Provided text:

Elite racing isn't a popular sport for the masses. Sports that aren't on TV aren't popular. Sports that aren't interesting aren't on TV. Running and runners have the potential to be interesting and popular. Sports are only interesting if the masses know the entrants and can root for or against them. The masses can "meet" athletes if they run a well-marketed series of races. Individual races should form series. The same runners should compete the whole series. Having a series director is better than having each race operate independently. Fields should be controlled for marketability. More unity is better than fragmentation. Many factors have contributed to the decline in popularity of racing. Running never evolved from a grassroots sport to unified national sport. Continued in next paragraph ...
Kids look up to heroes. Kids want to try to be champions. Kids want to be on TV and drive fast cars and sign autographs because they're famous. Races are tending to stress participation rather than running fast. Kids don't find participation medals inspiring. They find victory, fame and glory exciting. Kids don't have enough heroes in distance running. Heroes are out there, but they're not on TV and there's no way for kids to get to know them unless they read the Letsrun.com boards (and that is just scary). Continued ...

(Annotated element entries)
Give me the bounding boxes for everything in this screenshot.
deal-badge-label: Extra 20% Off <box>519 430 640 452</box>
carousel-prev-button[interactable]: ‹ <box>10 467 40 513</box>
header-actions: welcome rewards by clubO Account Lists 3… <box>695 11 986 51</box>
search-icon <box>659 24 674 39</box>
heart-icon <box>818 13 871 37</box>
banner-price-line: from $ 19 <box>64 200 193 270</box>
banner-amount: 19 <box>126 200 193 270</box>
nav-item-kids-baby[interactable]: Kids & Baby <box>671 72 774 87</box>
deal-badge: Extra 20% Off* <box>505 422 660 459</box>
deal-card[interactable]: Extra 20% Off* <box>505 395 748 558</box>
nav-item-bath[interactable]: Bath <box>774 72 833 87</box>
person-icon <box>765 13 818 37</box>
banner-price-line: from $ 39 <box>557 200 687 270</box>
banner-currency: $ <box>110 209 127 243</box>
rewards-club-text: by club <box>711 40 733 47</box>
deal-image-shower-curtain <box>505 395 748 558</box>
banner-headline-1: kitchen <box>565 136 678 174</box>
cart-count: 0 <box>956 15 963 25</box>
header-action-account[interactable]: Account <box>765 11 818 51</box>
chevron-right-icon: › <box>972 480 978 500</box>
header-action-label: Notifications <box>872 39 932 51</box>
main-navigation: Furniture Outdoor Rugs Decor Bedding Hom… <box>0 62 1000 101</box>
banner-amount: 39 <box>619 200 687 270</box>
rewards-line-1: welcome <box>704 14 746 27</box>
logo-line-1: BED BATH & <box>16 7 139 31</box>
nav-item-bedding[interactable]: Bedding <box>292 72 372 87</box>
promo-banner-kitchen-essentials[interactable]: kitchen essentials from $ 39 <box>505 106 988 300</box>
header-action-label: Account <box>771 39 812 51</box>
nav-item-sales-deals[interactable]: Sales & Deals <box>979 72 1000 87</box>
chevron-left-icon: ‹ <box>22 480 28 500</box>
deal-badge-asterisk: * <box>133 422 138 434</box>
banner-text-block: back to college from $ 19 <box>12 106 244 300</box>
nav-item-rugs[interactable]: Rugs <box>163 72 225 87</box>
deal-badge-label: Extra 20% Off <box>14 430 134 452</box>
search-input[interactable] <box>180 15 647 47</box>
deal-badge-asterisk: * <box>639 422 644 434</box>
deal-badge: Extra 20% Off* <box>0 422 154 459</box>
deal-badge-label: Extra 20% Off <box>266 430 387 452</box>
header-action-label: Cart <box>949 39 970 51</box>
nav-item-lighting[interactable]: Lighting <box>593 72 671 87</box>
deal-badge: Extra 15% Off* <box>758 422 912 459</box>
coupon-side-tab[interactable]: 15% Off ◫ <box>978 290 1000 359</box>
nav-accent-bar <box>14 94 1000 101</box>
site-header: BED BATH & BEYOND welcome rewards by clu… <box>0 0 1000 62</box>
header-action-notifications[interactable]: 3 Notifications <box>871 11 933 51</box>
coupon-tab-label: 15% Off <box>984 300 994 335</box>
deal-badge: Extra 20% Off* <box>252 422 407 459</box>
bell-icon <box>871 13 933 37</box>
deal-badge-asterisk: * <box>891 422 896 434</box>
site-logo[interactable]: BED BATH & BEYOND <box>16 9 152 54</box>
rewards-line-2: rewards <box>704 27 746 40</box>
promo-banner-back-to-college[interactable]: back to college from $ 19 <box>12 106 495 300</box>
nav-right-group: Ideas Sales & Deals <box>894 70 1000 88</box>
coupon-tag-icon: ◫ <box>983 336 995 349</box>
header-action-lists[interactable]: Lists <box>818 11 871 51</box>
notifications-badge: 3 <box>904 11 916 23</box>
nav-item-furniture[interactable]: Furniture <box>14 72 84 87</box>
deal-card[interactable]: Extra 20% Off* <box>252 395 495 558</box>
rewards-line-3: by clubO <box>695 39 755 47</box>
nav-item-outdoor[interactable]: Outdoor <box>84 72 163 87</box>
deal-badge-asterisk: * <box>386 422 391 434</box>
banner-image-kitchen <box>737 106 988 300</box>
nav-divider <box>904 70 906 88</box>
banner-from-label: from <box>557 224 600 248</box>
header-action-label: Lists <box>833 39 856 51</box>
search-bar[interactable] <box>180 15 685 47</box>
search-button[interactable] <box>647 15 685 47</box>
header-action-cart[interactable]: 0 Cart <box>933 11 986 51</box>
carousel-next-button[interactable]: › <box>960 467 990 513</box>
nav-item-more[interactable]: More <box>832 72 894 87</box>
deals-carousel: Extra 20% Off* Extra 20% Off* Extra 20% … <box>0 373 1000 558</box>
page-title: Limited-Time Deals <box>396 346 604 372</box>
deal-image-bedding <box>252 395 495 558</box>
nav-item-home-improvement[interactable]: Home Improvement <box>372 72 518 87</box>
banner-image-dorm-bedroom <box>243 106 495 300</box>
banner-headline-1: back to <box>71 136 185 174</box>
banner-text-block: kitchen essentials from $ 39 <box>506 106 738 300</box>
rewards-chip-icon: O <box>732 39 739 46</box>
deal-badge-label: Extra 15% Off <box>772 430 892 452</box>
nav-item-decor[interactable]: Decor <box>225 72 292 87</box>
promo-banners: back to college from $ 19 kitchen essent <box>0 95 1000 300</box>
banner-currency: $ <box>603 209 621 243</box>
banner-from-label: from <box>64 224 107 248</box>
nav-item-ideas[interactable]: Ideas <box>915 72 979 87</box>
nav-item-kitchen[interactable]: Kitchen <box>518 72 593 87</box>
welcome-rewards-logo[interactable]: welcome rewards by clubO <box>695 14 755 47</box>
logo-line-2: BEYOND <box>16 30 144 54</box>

Exercise description: Please write out, word for word, the part of the text on the popularity of racing that begins at the words "Kids look up" and stops after "scary). Continued ...".

The answer:
Kids look up to heroes. Kids want to try to be champions. Kids want to be on TV and drive fast cars and sign autographs because they're famous. Races are tending to stress participation rather than running fast. Kids don't find participation medals inspiring. They find victory, fame and glory exciting. Kids don't have enough heroes in distance running. Heroes are out there, but they're not on TV and there's no way for kids to get to know them unless they read the Letsrun.com boards (and that is just scary). Continued ...